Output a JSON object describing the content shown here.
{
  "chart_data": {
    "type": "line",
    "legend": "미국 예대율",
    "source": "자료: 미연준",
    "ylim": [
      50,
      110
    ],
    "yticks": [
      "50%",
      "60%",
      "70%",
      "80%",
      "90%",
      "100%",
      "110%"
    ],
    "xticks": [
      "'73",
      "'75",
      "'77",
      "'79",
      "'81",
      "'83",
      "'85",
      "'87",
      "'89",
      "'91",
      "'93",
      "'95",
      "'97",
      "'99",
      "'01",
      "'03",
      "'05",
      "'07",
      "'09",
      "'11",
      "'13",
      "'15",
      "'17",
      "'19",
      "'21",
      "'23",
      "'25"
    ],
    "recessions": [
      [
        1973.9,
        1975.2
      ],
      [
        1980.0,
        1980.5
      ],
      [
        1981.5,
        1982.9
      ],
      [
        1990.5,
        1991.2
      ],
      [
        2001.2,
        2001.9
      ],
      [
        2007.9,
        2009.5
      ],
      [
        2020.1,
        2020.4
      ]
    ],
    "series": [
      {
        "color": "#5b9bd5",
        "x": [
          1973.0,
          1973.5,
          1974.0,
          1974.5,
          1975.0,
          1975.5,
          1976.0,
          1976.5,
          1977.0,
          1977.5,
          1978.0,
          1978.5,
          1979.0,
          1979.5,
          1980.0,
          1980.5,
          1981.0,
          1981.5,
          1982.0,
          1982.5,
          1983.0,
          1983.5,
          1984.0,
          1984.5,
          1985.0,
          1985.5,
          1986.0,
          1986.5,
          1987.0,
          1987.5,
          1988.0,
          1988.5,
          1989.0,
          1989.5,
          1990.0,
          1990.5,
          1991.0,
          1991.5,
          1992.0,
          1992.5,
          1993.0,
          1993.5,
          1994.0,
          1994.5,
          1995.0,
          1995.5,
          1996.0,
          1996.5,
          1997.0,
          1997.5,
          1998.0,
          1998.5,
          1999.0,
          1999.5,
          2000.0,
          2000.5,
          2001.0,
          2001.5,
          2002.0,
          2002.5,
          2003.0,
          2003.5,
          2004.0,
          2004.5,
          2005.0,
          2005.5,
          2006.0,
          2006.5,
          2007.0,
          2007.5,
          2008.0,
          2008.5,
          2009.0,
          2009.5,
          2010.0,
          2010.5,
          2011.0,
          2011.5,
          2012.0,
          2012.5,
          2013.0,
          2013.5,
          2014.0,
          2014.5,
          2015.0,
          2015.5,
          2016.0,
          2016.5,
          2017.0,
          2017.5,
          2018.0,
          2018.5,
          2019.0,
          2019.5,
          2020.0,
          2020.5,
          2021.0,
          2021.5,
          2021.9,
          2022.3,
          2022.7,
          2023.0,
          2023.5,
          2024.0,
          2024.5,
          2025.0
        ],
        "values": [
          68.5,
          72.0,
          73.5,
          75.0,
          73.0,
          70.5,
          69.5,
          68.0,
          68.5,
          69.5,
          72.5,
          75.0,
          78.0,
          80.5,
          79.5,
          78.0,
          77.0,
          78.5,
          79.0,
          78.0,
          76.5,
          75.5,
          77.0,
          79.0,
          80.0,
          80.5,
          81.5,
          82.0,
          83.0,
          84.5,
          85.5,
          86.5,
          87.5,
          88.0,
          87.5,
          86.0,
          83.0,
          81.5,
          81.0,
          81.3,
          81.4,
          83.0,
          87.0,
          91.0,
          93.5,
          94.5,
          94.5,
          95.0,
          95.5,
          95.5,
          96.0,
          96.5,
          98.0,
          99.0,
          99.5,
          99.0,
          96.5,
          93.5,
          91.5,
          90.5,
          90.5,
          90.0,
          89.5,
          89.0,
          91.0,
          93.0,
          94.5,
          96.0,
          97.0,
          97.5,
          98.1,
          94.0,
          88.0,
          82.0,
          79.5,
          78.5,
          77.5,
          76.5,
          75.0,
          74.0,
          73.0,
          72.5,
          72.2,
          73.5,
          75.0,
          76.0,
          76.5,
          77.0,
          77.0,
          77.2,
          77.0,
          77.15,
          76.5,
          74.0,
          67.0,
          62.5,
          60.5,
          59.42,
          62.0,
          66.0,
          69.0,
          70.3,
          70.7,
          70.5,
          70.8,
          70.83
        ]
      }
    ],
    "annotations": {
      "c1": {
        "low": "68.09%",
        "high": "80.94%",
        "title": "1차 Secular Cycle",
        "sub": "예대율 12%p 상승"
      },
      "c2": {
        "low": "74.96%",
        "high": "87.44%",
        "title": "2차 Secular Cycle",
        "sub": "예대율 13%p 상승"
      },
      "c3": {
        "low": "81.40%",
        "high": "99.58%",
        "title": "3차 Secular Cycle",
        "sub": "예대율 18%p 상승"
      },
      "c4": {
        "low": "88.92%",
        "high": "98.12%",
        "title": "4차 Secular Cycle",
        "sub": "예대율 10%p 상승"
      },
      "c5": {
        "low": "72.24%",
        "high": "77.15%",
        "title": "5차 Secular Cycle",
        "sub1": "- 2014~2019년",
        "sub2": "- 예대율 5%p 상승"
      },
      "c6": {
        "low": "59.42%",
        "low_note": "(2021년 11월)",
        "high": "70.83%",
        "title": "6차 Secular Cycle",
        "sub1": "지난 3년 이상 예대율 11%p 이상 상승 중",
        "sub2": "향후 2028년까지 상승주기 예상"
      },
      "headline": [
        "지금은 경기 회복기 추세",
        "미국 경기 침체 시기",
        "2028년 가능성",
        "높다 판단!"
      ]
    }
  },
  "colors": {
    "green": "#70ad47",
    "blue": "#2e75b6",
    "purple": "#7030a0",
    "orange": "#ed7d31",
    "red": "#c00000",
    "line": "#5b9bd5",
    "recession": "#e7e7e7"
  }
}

## [Instruction]
Restate every record exactly, leaving nothing out.

## [Full answer]
Output a JSON object describing the content shown here.
{
  "chart_data": {
    "type": "line",
    "legend": "미국 예대율",
    "source": "자료: 미연준",
    "ylim": [
      50,
      110
    ],
    "yticks": [
      "50%",
      "60%",
      "70%",
      "80%",
      "90%",
      "100%",
      "110%"
    ],
    "xticks": [
      "'73",
      "'75",
      "'77",
      "'79",
      "'81",
      "'83",
      "'85",
      "'87",
      "'89",
      "'91",
      "'93",
      "'95",
      "'97",
      "'99",
      "'01",
      "'03",
      "'05",
      "'07",
      "'09",
      "'11",
      "'13",
      "'15",
      "'17",
      "'19",
      "'21",
      "'23",
      "'25"
    ],
    "recessions": [
      [
        1973.9,
        1975.2
      ],
      [
        1980.0,
        1980.5
      ],
      [
        1981.5,
        1982.9
      ],
      [
        1990.5,
        1991.2
      ],
      [
        2001.2,
        2001.9
      ],
      [
        2007.9,
        2009.5
      ],
      [
        2020.1,
        2020.4
      ]
    ],
    "series": [
      {
        "color": "#5b9bd5",
        "x": [
          1973.0,
          1973.5,
          1974.0,
          1974.5,
          1975.0,
          1975.5,
          1976.0,
          1976.5,
          1977.0,
          1977.5,
          1978.0,
          1978.5,
          1979.0,
          1979.5,
          1980.0,
          1980.5,
          1981.0,
          1981.5,
          1982.0,
          1982.5,
          1983.0,
          1983.5,
          1984.0,
          1984.5,
          1985.0,
          1985.5,
          1986.0,
          1986.5,
          1987.0,
          1987.5,
          1988.0,
          1988.5,
          1989.0,
          1989.5,
          1990.0,
          1990.5,
          1991.0,
          1991.5,
          1992.0,
          1992.5,
          1993.0,
          1993.5,
          1994.0,
          1994.5,
          1995.0,
          1995.5,
          1996.0,
          1996.5,
          1997.0,
          1997.5,
          1998.0,
          1998.5,
          1999.0,
          1999.5,
          2000.0,
          2000.5,
          2001.0,
          2001.5,
          2002.0,
          2002.5,
          2003.0,
          2003.5,
          2004.0,
          2004.5,
          2005.0,
          2005.5,
          2006.0,
          2006.5,
          2007.0,
          2007.5,
          2008.0,
          2008.5,
          2009.0,
          2009.5,
          2010.0,
          2010.5,
          2011.0,
          2011.5,
          2012.0,
          2012.5,
          2013.0,
          2013.5,
          2014.0,
          2014.5,
          2015.0,
          2015.5,
          2016.0,
          2016.5,
          2017.0,
          2017.5,
          2018.0,
          2018.5,
          2019.0,
          2019.5,
          2020.0,
          2020.5,
          2021.0,
          2021.5,
          2021.9,
          2022.3,
          2022.7,
          2023.0,
          2023.5,
          2024.0,
          2024.5,
          2025.0
        ],
        "values": [
          68.5,
          72.0,
          73.5,
          75.0,
          73.0,
          70.5,
          69.5,
          68.0,
          68.5,
          69.5,
          72.5,
          75.0,
          78.0,
          80.5,
          79.5,
          78.0,
          77.0,
          78.5,
          79.0,
          78.0,
          76.5,
          75.5,
          77.0,
          79.0,
          80.0,
          80.5,
          81.5,
          82.0,
          83.0,
          84.5,
          85.5,
          86.5,
          87.5,
          88.0,
          87.5,
          86.0,
          83.0,
          81.5,
          81.0,
          81.3,
          81.4,
          83.0,
          87.0,
          91.0,
          93.5,
          94.5,
          94.5,
          95.0,
          95.5,
          95.5,
          96.0,
          96.5,
          98.0,
          99.0,
          99.5,
          99.0,
          96.5,
          93.5,
          91.5,
          90.5,
          90.5,
          90.0,
          89.5,
          89.0,
          91.0,
          93.0,
          94.5,
          96.0,
          97.0,
          97.5,
          98.1,
          94.0,
          88.0,
          82.0,
          79.5,
          78.5,
          77.5,
          76.5,
          75.0,
          74.0,
          73.0,
          72.5,
          72.2,
          73.5,
          75.0,
          76.0,
          76.5,
          77.0,
          77.0,
          77.2,
          77.0,
          77.15,
          76.5,
          74.0,
          67.0,
          62.5,
          60.5,
          59.42,
          62.0,
          66.0,
          69.0,
          70.3,
          70.7,
          70.5,
          70.8,
          70.83
        ]
      }
    ],
    "annotations": {
      "c1": {
        "low": "68.09%",
        "high": "80.94%",
        "title": "1차 Secular Cycle",
        "sub": "예대율 12%p 상승"
      },
      "c2": {
        "low": "74.96%",
        "high": "87.44%",
        "title": "2차 Secular Cycle",
        "sub": "예대율 13%p 상승"
      },
      "c3": {
        "low": "81.40%",
        "high": "99.58%",
        "title": "3차 Secular Cycle",
        "sub": "예대율 18%p 상승"
      },
      "c4": {
        "low": "88.92%",
        "high": "98.12%",
        "title": "4차 Secular Cycle",
        "sub": "예대율 10%p 상승"
      },
      "c5": {
        "low": "72.24%",
        "high": "77.15%",
        "title": "5차 Secular Cycle",
        "sub1": "- 2014~2019년",
        "sub2": "- 예대율 5%p 상승"
      },
      "c6": {
        "low": "59.42%",
        "low_note": "(2021년 11월)",
        "high": "70.83%",
        "title": "6차 Secular Cycle",
        "sub1": "지난 3년 이상 예대율 11%p 이상 상승 중",
        "sub2": "향후 2028년까지 상승주기 예상"
      },
      "headline": [
        "지금은 경기 회복기 추세",
        "미국 경기 침체 시기",
        "2028년 가능성",
        "높다 판단!"
      ]
    }
  },
  "colors": {
    "green": "#70ad47",
    "blue": "#2e75b6",
    "purple": "#7030a0",
    "orange": "#ed7d31",
    "red": "#c00000",
    "line": "#5b9bd5",
    "recession": "#e7e7e7"
  }
}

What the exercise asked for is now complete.